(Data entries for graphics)

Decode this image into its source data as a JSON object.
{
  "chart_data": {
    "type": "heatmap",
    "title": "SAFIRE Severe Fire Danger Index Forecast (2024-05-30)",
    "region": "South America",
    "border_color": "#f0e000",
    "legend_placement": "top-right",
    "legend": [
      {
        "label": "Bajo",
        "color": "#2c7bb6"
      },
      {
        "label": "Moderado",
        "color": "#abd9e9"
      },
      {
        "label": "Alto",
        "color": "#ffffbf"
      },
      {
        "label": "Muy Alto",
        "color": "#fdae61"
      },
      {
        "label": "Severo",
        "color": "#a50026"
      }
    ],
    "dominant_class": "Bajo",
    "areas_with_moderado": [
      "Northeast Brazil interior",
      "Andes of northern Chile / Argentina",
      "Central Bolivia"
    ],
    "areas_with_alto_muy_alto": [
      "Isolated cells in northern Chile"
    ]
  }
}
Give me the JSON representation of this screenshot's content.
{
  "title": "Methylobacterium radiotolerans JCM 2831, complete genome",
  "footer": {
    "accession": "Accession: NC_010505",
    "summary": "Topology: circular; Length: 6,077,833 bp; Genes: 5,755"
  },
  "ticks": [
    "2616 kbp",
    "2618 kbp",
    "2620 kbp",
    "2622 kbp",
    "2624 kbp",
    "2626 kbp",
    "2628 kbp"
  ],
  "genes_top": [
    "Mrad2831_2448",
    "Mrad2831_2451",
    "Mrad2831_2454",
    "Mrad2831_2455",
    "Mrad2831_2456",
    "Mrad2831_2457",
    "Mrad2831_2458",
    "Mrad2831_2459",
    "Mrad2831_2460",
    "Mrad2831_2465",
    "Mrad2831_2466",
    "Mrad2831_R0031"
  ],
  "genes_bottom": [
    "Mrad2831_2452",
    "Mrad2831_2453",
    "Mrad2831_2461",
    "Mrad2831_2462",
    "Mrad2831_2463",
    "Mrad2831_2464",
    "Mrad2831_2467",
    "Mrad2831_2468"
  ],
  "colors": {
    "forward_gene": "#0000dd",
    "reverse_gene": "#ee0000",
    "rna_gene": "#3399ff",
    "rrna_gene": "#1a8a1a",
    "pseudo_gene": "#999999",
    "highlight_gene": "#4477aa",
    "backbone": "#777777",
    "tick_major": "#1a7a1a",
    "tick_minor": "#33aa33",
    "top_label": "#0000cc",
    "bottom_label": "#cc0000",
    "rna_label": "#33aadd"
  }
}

**Action item:** For each line in the data that contains the string "title", give a copy of that line.

**Response for this exercise:**
    "title": "SAFIRE Severe Fire Danger Index Forecast (2024-05-30)",
  "title": "Methylobacterium radiotolerans JCM 2831, complete genome",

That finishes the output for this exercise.